Requests:
a) According to the journey engine write-up, what delivery reliability does the system maintain?
b) Retype the part of the journey engine write-up starting with "PythonPyFlinkKafkaRedisMongoDB" and going on through "99.99% delivery reliability.".

Passage provided:

Real-Time Journey Engine

PythonPyFlinkKafkaRedisMongoDB

Executive Summary

Designed and implemented a production-grade, event-driven journey orchestration engine processing 100K+ daily events with <80ms p99 latency using PyFlink, Apache Kafka, and Redis. The system enables marketing teams to create complex, multi-step user journeys with branching logic, time-based waits, and segment targeting—achieving 35% improvement in user activation and handling 3M+ journey executions monthly at 99.99% delivery reliability.

System Architecture

High-Level Design

┌──────────────────────────────────────────────────────────────────────┐
│                        JOURNEY ORCHESTRATION ENGINE                   │
└──────────────────────────────────────────────────────────────────────┘

┌─────────────┐     ┌─────────────┐     ┌──────────────┐     ┌────────────┐
│  User Events│────▶│   Kafka     │────▶│ Journey      │────▶│   Action   │
│  (SDK/API)  │     │  (12 parts) │     │  Executor    │     │  Handlers  │
│             │     │             │     │  (PyFlink)   │     │            │
└─────────────┘     └─────────────┘     └──────────────┘     └────────────┘
                                               │                      │
                                               │                      │
                                               ▼                      ▼
                                        ┌──────────┐         ┌──────────────┐
                                        │  Redis   │         │ Multi-Channel│
                                        │  State   │         │  Delivery    │
                                        │  Store   │         │ Push/SMS/WA  │
                                        └──────────┘         └──────────────┘
                                               │
                                               ▼
                                        ┌──────────────────┐
                                        │  MongoDB Config  │
                                        │  Journey Schemas │
                                        └──────────────────┘

Core Components

1. Kafka Event Streaming (12 partitions/topic)

Rows from a layout dataset:
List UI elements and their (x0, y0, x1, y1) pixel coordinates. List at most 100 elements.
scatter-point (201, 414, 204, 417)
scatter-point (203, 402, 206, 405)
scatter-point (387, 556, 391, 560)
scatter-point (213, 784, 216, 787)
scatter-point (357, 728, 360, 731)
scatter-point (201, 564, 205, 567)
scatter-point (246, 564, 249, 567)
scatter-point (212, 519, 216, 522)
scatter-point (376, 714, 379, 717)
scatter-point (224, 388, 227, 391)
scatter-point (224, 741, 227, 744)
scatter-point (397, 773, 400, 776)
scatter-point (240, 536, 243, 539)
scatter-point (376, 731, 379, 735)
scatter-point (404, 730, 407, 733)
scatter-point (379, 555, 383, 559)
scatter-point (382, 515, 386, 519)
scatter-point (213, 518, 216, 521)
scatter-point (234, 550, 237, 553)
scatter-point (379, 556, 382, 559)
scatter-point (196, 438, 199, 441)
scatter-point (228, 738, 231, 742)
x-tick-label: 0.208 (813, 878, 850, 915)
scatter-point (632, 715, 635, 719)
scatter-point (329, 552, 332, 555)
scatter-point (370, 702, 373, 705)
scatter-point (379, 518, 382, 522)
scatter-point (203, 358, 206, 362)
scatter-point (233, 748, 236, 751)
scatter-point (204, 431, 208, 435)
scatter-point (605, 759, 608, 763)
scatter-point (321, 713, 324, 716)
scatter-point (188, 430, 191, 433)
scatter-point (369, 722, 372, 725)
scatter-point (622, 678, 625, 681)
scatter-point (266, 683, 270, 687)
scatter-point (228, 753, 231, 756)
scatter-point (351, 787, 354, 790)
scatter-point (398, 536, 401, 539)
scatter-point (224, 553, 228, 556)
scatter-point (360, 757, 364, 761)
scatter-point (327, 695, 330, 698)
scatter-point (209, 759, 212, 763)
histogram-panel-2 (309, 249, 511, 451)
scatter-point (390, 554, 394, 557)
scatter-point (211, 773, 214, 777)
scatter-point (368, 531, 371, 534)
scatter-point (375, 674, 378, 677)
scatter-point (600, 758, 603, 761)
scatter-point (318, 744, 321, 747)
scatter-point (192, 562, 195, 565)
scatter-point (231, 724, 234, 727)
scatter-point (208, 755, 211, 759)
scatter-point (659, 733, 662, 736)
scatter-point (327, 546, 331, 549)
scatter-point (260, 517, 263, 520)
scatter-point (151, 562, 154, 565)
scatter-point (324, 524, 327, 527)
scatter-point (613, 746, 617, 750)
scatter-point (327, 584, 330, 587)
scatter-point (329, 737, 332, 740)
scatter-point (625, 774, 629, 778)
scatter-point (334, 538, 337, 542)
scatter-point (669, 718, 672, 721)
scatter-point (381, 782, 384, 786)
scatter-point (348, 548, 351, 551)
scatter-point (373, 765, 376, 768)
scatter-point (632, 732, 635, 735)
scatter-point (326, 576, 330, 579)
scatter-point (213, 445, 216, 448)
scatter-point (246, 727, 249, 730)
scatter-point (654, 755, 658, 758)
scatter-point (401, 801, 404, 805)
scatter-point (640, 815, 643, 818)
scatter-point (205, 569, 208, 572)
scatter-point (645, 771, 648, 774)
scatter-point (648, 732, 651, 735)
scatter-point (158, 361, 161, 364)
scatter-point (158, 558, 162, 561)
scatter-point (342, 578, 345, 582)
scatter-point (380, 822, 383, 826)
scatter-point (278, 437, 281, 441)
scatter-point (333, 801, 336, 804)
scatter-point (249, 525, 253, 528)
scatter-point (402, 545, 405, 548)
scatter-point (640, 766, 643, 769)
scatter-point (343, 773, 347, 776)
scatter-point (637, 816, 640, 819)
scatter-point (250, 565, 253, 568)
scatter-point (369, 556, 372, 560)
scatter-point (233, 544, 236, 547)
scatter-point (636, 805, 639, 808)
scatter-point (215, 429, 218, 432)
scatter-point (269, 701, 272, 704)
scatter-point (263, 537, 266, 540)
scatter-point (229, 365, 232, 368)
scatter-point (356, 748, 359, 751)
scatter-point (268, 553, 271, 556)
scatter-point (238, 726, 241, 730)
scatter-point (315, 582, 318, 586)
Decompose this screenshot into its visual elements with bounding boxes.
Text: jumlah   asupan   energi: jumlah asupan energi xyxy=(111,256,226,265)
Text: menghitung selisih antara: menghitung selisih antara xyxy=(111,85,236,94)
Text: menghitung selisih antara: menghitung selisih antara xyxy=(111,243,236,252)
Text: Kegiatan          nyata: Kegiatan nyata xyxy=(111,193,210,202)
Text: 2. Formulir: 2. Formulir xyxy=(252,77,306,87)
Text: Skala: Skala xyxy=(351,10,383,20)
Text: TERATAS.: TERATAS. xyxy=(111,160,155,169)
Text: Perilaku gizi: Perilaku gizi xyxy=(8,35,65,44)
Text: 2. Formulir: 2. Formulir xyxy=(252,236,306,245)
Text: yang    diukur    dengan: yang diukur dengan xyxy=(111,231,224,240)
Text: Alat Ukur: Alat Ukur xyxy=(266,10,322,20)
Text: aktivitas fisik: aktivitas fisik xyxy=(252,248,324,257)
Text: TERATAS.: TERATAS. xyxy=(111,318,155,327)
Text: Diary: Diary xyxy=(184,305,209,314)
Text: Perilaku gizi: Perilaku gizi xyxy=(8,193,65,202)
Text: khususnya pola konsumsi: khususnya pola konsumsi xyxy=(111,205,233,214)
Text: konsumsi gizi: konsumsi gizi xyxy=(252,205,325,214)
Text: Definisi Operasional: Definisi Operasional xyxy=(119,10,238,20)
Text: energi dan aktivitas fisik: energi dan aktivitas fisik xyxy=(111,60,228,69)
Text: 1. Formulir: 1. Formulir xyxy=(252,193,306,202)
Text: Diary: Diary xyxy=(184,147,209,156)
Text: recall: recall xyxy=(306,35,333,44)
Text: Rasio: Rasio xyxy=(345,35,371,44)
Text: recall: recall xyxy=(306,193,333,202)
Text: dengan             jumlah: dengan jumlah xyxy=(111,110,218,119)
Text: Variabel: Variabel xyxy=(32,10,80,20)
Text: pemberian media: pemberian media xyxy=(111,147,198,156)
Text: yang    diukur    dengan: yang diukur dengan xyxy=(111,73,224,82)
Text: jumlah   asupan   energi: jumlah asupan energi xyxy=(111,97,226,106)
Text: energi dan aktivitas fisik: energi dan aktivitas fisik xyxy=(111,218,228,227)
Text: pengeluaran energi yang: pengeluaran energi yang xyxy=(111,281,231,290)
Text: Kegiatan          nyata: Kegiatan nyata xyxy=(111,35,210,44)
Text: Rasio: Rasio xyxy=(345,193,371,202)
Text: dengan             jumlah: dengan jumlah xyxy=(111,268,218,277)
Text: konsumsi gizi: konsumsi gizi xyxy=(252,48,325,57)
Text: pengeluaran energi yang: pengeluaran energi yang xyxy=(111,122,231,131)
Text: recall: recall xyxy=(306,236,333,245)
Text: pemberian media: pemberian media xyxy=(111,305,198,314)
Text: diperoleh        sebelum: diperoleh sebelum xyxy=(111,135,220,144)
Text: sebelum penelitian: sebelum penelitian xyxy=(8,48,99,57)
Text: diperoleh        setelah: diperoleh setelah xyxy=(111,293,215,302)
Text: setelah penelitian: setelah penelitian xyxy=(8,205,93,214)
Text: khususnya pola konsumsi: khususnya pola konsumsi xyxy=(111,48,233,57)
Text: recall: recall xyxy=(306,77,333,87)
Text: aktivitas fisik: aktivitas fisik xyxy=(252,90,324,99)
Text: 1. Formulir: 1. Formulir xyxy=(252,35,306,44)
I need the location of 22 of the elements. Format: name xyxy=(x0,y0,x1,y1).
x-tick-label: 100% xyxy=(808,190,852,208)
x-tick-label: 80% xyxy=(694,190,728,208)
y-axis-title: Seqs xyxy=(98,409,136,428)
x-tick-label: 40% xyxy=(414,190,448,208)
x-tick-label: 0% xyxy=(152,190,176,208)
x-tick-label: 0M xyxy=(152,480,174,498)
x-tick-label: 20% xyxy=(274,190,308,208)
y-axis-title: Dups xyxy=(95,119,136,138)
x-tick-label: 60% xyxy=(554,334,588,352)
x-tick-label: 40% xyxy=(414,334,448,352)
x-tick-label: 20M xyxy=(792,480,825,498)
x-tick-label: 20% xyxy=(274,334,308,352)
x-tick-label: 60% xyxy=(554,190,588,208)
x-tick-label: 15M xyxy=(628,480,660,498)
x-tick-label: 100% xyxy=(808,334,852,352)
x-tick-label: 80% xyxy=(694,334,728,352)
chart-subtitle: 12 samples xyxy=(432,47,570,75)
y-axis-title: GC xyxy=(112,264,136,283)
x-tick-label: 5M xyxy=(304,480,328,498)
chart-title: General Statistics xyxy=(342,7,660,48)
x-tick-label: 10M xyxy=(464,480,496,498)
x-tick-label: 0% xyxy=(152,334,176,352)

Expected answers:
a) 99.99% delivery reliability

b)
PythonPyFlinkKafkaRedisMongoDB

Executive Summary

Designed and implemented a production-grade, event-driven journey orchestration engine processing 100K+ daily events with <80ms p99 latency using PyFlink, Apache Kafka, and Redis. The system enables marketing teams to create complex, multi-step user journeys with branching logic, time-based waits, and segment targeting—achieving 35% improvement in user activation and handling 3M+ journey executions monthly at 99.99% delivery reliability.